| Prompt |
Search the data for the word "cortadas". Reproduce every line where it is found.

Collection entries
=-=-=-=-=

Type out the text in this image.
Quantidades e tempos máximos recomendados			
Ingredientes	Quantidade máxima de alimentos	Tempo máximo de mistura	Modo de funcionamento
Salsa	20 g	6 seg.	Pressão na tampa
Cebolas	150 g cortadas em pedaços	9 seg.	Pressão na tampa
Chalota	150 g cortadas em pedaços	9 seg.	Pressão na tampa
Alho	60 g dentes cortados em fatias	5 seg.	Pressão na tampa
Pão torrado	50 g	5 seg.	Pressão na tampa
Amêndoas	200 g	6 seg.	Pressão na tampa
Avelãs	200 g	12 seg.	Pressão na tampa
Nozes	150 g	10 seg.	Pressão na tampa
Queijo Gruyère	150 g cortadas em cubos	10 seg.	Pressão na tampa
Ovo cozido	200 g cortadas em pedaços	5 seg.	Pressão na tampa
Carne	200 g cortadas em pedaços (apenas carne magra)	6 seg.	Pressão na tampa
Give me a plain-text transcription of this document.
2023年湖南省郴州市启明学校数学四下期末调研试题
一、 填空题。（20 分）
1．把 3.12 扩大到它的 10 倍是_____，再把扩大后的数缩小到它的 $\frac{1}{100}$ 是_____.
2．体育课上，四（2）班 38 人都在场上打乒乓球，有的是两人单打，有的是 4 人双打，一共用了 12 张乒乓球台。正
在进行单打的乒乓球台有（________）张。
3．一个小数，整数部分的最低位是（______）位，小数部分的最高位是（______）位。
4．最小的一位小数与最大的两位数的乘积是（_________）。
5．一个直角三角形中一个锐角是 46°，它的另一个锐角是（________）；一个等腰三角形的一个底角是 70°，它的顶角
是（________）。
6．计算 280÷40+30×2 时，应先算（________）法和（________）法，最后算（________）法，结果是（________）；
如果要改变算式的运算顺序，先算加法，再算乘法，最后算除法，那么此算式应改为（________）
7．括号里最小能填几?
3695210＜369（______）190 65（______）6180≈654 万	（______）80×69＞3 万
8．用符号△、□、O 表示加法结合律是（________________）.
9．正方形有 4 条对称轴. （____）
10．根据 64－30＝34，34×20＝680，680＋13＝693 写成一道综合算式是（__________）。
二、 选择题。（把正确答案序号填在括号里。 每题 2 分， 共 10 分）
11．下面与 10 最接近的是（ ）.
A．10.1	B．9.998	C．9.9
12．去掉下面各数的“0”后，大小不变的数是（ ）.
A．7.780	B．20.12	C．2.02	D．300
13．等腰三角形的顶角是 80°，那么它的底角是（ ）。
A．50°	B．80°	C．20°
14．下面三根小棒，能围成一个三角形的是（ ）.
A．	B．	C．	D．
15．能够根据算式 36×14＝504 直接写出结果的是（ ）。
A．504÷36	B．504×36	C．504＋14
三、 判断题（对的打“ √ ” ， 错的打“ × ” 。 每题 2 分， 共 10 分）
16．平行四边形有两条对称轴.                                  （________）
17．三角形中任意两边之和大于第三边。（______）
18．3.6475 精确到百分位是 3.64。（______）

=-=-=-=-=

| Task output |
Cebolas	150 g cortadas em pedaços	9 seg.	Pressão na tampa
Chalota	150 g cortadas em pedaços	9 seg.	Pressão na tampa
Queijo Gruyère	150 g cortadas em cubos	10 seg.	Pressão na tampa
Ovo cozido	200 g cortadas em pedaços	5 seg.	Pressão na tampa
Carne	200 g cortadas em pedaços (apenas carne magra)	6 seg.	Pressão na tampa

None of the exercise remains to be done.